■ **Stated task**:
Set the data down again, exactly as it reads, but without the pictures.

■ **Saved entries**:
┌──

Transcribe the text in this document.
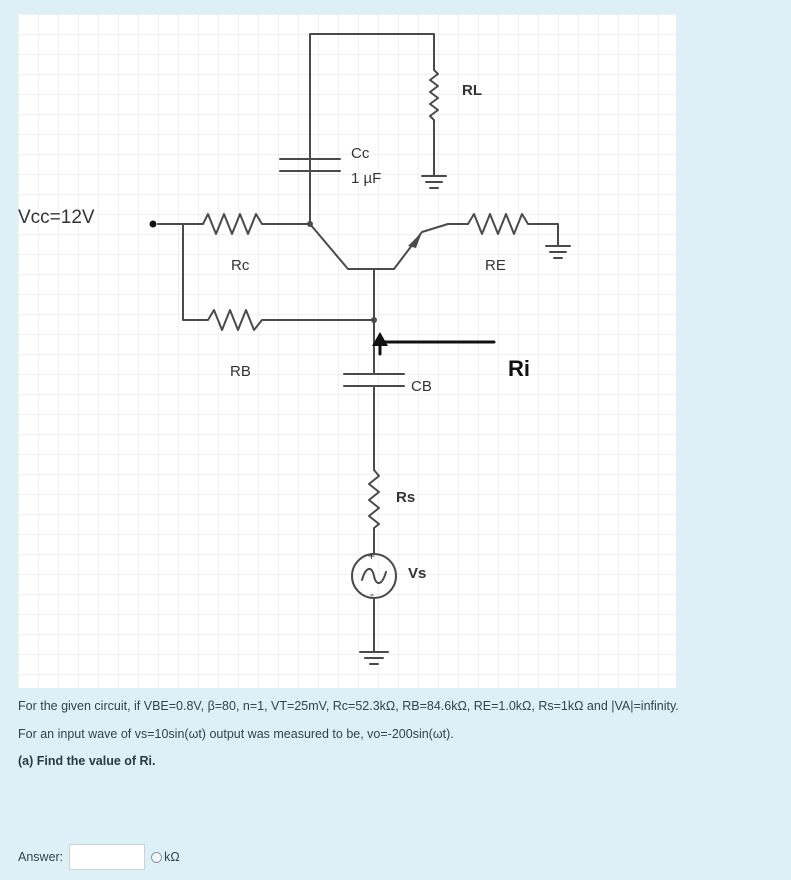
Vcc=12V
RL
Cc
1 µF
Rc	RE
RB	Ri
CB
Rs
Vs
+
-
For the given circuit, if VBE=0.8V, β=80, n=1, VT=25mV, Rc=52.3kΩ, RB=84.6kΩ, RE=1.0kΩ, Rs=1kΩ and |VA|=infinity.
For an input wave of vs=10sin(ωt) output was measured to be, vo=-200sin(ωt).
(a) Find the value of Ri.
Answer:	kΩ
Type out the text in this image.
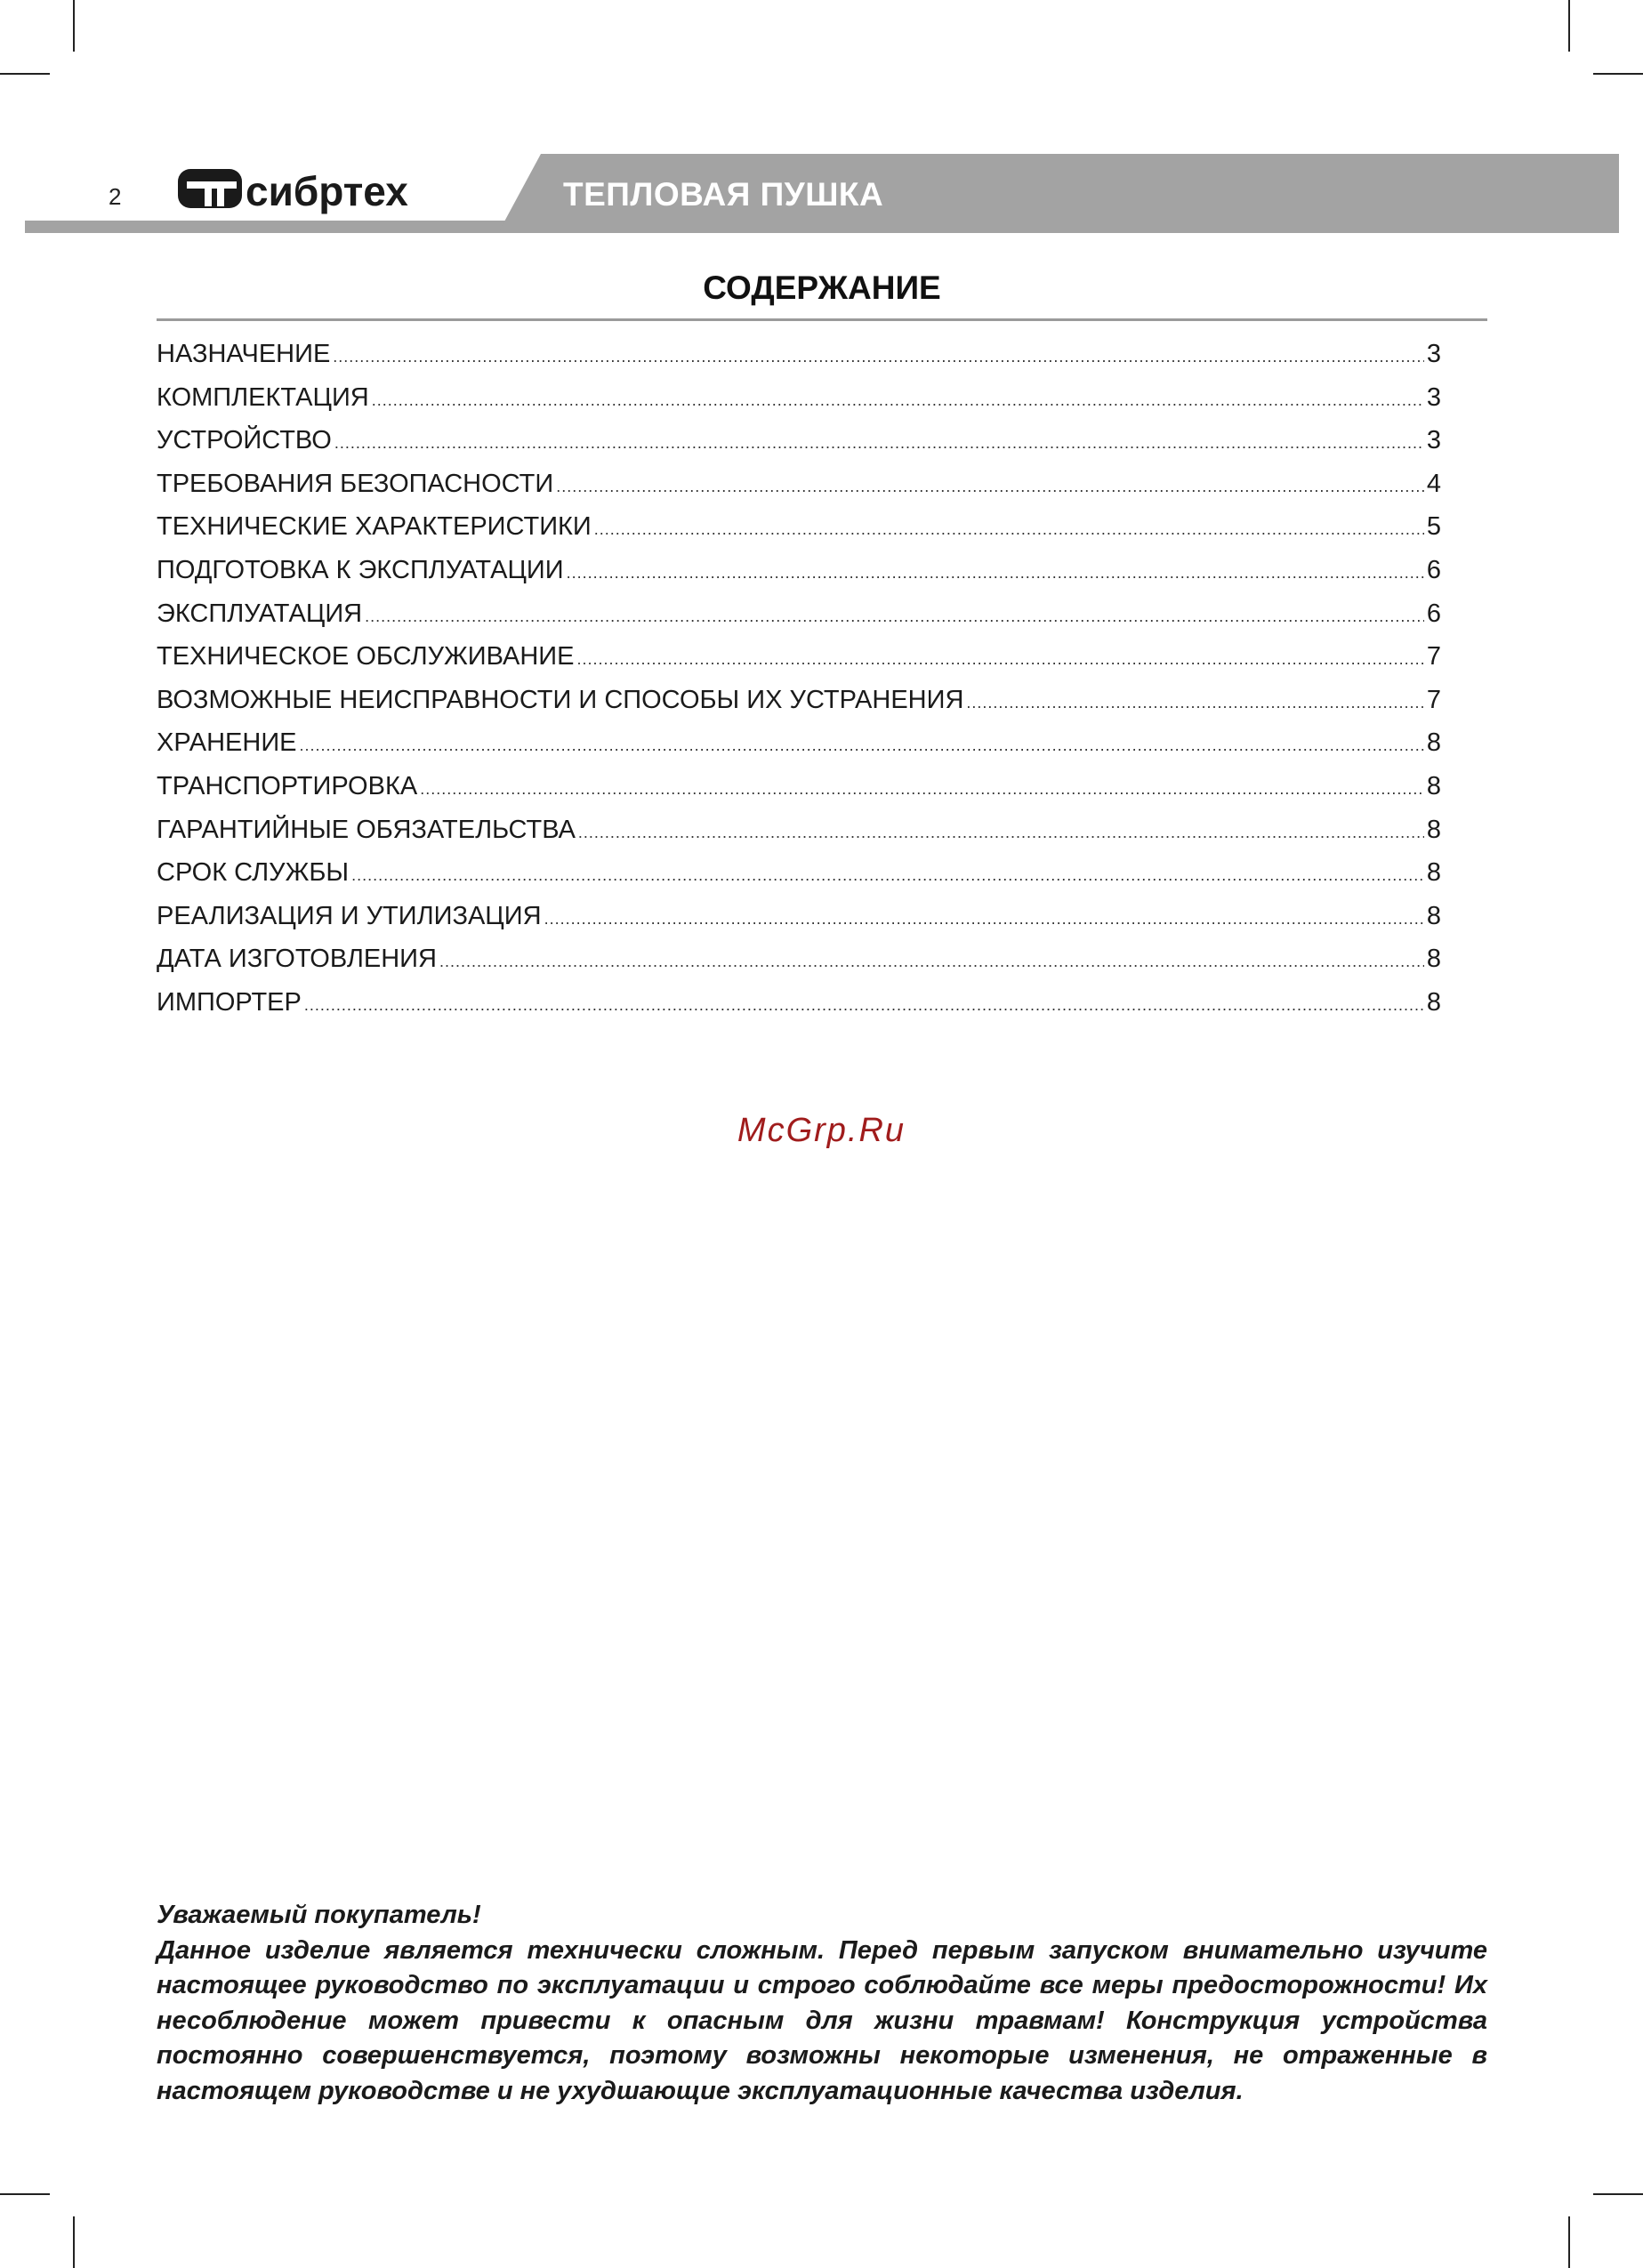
2	сибртех	ТЕПЛОВАЯ ПУШКА
СОДЕРЖАНИЕ
НАЗНАЧЕНИЕ .....	3
КОМПЛЕКТАЦИЯ .....	3
УСТРОЙСТВО .....	3
ТРЕБОВАНИЯ БЕЗОПАСНОСТИ .....	4
ТЕХНИЧЕСКИЕ ХАРАКТЕРИСТИКИ .....	5
ПОДГОТОВКА К ЭКСПЛУАТАЦИИ .....	6
ЭКСПЛУАТАЦИЯ .....	6
ТЕХНИЧЕСКОЕ ОБСЛУЖИВАНИЕ .....	7
ВОЗМОЖНЫЕ НЕИСПРАВНОСТИ И СПОСОБЫ ИХ УСТРАНЕНИЯ .....	7
ХРАНЕНИЕ .....	8
ТРАНСПОРТИРОВКА .....	8
ГАРАНТИЙНЫЕ ОБЯЗАТЕЛЬСТВА .....	8
СРОК СЛУЖБЫ .....	8
РЕАЛИЗАЦИЯ И УТИЛИЗАЦИЯ .....	8
ДАТА ИЗГОТОВЛЕНИЯ .....	8
ИМПОРТЕР .....	8
McGrp.Ru
Уважаемый покупатель!
Данное изделие является технически сложным. Перед первым запуском внимательно изучите настоящее руководство по эксплуатации и строго соблюдайте все меры предосторожности! Их несоблюдение может привести к опасным для жизни травмам! Конструкция устройства постоянно совершенствуется, поэтому возможны некоторые изменения, не отраженные в настоящем руководстве и не ухудшающие эксплуатационные качества изделия.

└──

■ **Problem solution**:
Transcribe the text in this document.
Vcc=12V
RL
Cc
1 µF
Rc	RE
RB	Ri
CB
Rs
Vs
+
-
For the given circuit, if VBE=0.8V, β=80, n=1, VT=25mV, Rc=52.3kΩ, RB=84.6kΩ, RE=1.0kΩ, Rs=1kΩ and |VA|=infinity.
For an input wave of vs=10sin(ωt) output was measured to be, vo=-200sin(ωt).
(a) Find the value of Ri.
Answer:	kΩ
Type out the text in this image.
2	сибртех	ТЕПЛОВАЯ ПУШКА
СОДЕРЖАНИЕ
НАЗНАЧЕНИЕ .....	3
КОМПЛЕКТАЦИЯ .....	3
УСТРОЙСТВО .....	3
ТРЕБОВАНИЯ БЕЗОПАСНОСТИ .....	4
ТЕХНИЧЕСКИЕ ХАРАКТЕРИСТИКИ .....	5
ПОДГОТОВКА К ЭКСПЛУАТАЦИИ .....	6
ЭКСПЛУАТАЦИЯ .....	6
ТЕХНИЧЕСКОЕ ОБСЛУЖИВАНИЕ .....	7
ВОЗМОЖНЫЕ НЕИСПРАВНОСТИ И СПОСОБЫ ИХ УСТРАНЕНИЯ .....	7
ХРАНЕНИЕ .....	8
ТРАНСПОРТИРОВКА .....	8
ГАРАНТИЙНЫЕ ОБЯЗАТЕЛЬСТВА .....	8
СРОК СЛУЖБЫ .....	8
РЕАЛИЗАЦИЯ И УТИЛИЗАЦИЯ .....	8
ДАТА ИЗГОТОВЛЕНИЯ .....	8
ИМПОРТЕР .....	8
McGrp.Ru
Уважаемый покупатель!
Данное изделие является технически сложным. Перед первым запуском внимательно изучите настоящее руководство по эксплуатации и строго соблюдайте все меры предосторожности! Их несоблюдение может привести к опасным для жизни травмам! Конструкция устройства постоянно совершенствуется, поэтому возможны некоторые изменения, не отраженные в настоящем руководстве и не ухудшающие эксплуатационные качества изделия.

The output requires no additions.